GOAL OF THE EXERCISE -> Read the records below and copy each line that contains "intro".

DATA LINES ->
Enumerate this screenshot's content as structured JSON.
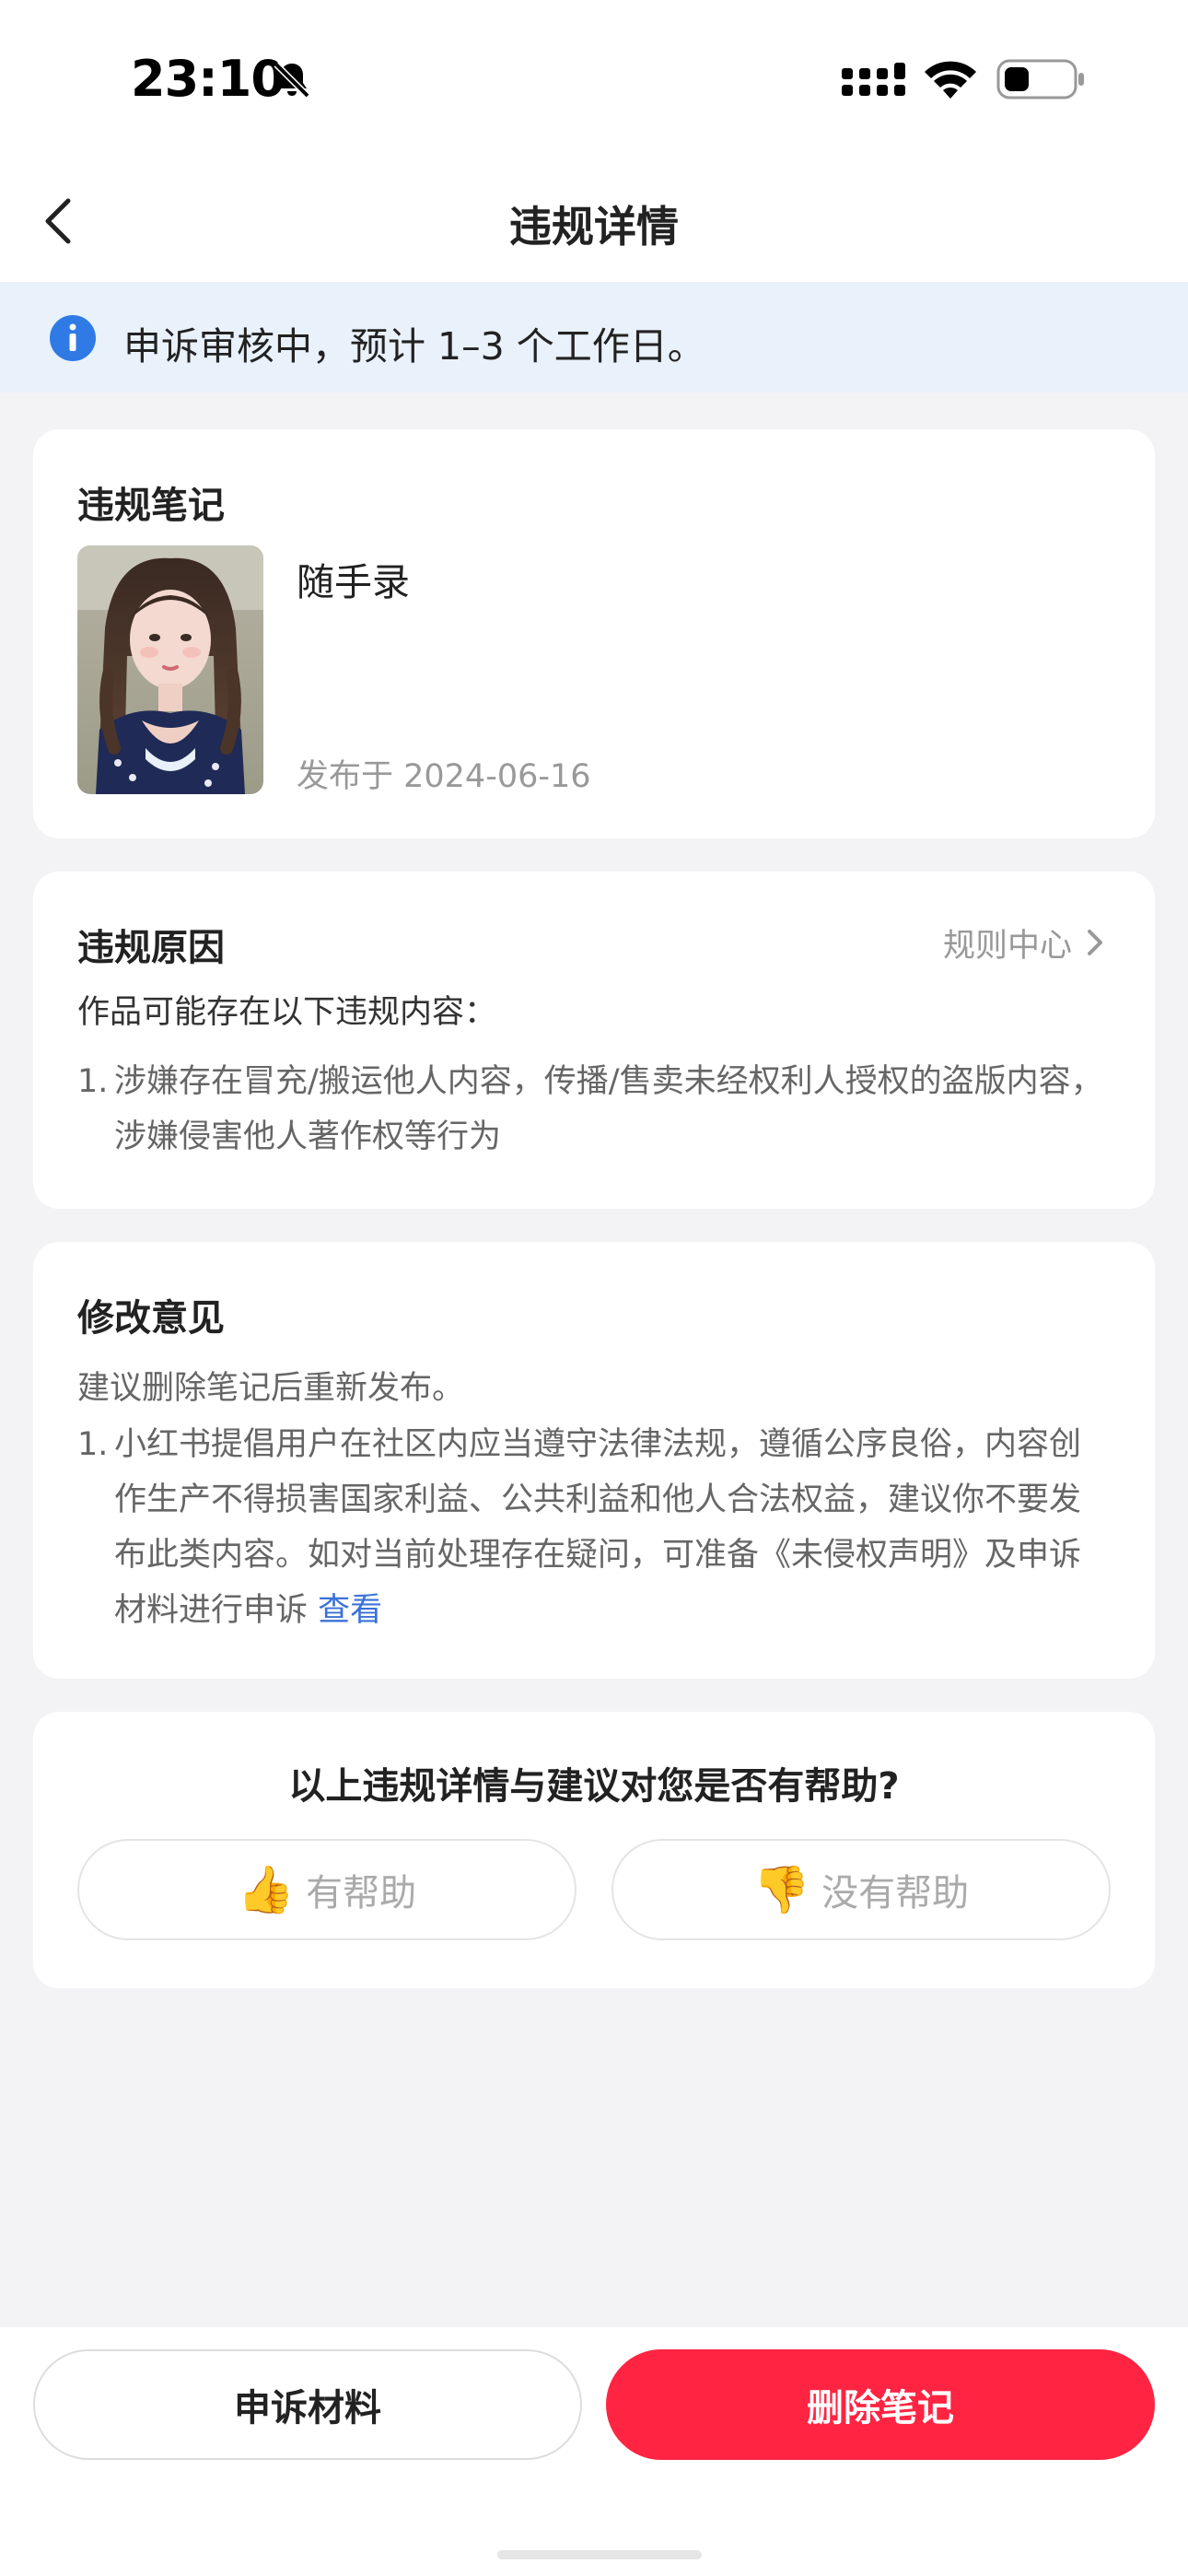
{
  "status_bar": {
    "time": "23:10",
    "icons": [
      "bell-slash-icon",
      "signal-icon",
      "wifi-icon",
      "battery-icon"
    ]
  },
  "nav": {
    "title": "违规详情",
    "back_icon": "chevron-left-icon"
  },
  "banner": {
    "icon": "info-icon",
    "text": "申诉审核中，预计 1–3 个工作日。",
    "accent": "#2f7ae5"
  },
  "note_card": {
    "title": "违规笔记",
    "note_name": "随手录",
    "published": "发布于 2024-06-16"
  },
  "reason_card": {
    "title": "违规原因",
    "rule_center": "规则中心",
    "intro": "作品可能存在以下违规内容：",
    "items": [
      {
        "num": "1.",
        "text": "涉嫌存在冒充/搬运他人内容，传播/售卖未经权利人授权的盗版内容，涉嫌侵害他人著作权等行为"
      }
    ]
  },
  "advice_card": {
    "title": "修改意见",
    "intro": "建议删除笔记后重新发布。",
    "items": [
      {
        "num": "1.",
        "text": "小红书提倡用户在社区内应当遵守法律法规，遵循公序良俗，内容创作生产不得损害国家利益、公共利益和他人合法权益，建议你不要发布此类内容。如对当前处理存在疑问，可准备《未侵权声明》及申诉材料进行申诉",
        "link": "查看"
      }
    ]
  },
  "help_card": {
    "question": "以上违规详情与建议对您是否有帮助?",
    "helpful": {
      "icon": "👍",
      "label": "有帮助"
    },
    "not_helpful": {
      "icon": "👎",
      "label": "没有帮助"
    }
  },
  "bottom": {
    "appeal": "申诉材料",
    "delete": "删除笔记",
    "delete_color": "#ff2442"
  }
}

OUTPUT FOR THIS TASK ->
    "intro": "作品可能存在以下违规内容：",
    "intro": "建议删除笔记后重新发布。",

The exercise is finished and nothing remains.